▶ PROBLEM TO WORK ON: Copy every line that holds "JSON".

▶ PROVIDED ENTRIES:

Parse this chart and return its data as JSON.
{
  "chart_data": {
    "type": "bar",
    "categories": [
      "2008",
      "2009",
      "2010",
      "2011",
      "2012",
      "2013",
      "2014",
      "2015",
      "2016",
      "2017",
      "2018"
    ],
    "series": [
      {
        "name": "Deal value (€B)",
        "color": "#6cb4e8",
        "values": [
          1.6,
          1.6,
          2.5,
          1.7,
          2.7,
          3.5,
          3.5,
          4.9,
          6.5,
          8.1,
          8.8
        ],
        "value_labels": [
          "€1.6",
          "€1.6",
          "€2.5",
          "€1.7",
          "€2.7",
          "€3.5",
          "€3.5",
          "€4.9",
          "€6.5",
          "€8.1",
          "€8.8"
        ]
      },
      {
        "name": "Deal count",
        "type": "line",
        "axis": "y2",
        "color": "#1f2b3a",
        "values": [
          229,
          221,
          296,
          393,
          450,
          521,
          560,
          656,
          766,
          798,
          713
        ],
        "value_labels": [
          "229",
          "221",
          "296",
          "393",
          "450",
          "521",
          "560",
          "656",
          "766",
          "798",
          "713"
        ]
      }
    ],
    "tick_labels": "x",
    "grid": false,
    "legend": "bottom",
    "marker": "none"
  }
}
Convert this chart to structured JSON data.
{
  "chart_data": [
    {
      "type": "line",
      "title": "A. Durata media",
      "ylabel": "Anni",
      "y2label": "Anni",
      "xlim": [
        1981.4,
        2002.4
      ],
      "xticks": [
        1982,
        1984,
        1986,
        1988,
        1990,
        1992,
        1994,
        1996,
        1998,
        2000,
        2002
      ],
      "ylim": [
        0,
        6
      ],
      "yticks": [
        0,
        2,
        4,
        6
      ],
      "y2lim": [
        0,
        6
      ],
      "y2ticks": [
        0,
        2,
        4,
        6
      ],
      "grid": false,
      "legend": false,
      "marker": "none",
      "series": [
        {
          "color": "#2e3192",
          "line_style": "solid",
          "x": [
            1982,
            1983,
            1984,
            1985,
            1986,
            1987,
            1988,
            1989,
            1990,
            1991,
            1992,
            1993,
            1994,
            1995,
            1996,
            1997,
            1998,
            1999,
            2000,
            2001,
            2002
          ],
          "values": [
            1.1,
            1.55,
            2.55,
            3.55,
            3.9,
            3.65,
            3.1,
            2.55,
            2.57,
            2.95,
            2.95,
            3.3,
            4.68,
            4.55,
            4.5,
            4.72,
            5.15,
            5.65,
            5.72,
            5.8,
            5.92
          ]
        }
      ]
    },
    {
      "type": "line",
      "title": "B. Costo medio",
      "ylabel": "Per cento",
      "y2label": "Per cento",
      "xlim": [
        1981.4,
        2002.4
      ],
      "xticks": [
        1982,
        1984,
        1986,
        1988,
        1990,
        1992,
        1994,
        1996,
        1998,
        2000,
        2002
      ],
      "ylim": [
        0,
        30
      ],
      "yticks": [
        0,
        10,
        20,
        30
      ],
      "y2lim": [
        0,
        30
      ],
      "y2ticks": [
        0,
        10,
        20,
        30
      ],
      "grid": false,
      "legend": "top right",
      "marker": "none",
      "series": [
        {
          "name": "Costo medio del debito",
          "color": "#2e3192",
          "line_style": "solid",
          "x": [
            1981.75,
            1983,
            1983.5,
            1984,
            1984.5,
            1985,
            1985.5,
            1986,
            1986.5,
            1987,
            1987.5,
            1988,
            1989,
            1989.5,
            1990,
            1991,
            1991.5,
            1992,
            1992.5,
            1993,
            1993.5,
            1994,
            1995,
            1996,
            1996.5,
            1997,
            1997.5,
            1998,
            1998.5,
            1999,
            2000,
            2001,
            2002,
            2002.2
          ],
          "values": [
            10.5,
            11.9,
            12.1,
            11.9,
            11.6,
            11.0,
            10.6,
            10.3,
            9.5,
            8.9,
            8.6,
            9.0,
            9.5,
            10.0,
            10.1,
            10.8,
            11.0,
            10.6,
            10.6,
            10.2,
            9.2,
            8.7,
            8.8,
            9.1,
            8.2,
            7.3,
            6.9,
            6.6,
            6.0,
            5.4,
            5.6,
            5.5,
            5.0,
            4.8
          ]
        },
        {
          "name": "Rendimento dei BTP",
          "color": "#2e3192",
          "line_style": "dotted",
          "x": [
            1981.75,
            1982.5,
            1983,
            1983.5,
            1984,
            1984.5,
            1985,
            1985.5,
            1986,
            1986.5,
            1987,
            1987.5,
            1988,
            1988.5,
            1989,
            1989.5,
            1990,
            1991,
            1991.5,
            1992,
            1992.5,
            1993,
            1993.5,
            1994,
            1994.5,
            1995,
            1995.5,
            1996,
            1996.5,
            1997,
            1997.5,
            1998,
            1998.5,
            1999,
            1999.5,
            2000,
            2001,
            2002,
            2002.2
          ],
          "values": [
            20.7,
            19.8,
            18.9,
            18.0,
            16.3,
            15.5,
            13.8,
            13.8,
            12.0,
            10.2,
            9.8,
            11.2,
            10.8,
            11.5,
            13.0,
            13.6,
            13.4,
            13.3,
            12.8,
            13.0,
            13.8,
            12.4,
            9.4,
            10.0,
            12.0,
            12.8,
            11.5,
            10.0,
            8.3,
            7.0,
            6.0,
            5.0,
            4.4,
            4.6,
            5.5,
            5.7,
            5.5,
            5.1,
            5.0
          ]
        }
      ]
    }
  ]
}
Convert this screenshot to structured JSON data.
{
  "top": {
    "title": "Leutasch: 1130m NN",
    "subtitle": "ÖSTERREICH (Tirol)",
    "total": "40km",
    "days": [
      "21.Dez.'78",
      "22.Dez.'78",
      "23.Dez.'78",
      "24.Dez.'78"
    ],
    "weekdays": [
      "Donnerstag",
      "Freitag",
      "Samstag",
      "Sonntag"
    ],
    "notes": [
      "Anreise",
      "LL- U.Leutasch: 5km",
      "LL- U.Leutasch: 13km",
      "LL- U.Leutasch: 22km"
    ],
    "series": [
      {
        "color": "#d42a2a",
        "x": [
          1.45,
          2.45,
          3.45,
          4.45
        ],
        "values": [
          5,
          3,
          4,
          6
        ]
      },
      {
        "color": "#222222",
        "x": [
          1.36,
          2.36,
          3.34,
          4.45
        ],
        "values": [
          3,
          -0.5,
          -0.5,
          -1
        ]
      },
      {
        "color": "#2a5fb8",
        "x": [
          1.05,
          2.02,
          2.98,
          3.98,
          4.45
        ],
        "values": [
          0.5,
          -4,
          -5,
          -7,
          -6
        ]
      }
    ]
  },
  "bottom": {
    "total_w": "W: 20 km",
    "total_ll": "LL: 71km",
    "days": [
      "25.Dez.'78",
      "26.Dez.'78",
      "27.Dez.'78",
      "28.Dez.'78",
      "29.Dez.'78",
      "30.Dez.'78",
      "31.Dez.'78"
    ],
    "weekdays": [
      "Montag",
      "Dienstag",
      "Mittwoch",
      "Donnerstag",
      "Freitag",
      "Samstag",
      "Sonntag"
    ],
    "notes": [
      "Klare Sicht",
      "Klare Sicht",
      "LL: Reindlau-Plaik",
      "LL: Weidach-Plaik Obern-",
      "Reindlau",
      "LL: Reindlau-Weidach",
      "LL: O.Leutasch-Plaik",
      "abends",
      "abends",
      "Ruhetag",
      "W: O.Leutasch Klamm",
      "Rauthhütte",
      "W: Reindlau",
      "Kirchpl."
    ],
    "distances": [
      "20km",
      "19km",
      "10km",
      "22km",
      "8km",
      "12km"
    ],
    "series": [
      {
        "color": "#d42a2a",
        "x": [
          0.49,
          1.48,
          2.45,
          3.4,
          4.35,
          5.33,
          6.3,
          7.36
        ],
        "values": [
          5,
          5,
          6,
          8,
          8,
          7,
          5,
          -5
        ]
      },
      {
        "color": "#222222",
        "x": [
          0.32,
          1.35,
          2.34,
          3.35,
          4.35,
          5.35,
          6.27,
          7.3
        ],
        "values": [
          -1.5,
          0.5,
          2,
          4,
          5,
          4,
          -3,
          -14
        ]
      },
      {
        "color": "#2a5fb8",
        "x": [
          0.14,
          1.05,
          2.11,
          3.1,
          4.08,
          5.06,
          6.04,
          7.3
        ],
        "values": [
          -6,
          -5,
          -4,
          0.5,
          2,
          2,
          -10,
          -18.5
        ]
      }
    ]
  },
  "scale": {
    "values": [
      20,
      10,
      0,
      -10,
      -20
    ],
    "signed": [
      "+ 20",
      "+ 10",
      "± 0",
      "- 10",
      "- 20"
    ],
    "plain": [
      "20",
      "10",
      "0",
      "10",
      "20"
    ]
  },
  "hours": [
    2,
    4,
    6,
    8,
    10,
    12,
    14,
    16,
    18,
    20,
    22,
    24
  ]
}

▶ RESULT OF THIS TASK:
Parse this chart and return its data as JSON.
Convert this chart to structured JSON data.
Convert this screenshot to structured JSON data.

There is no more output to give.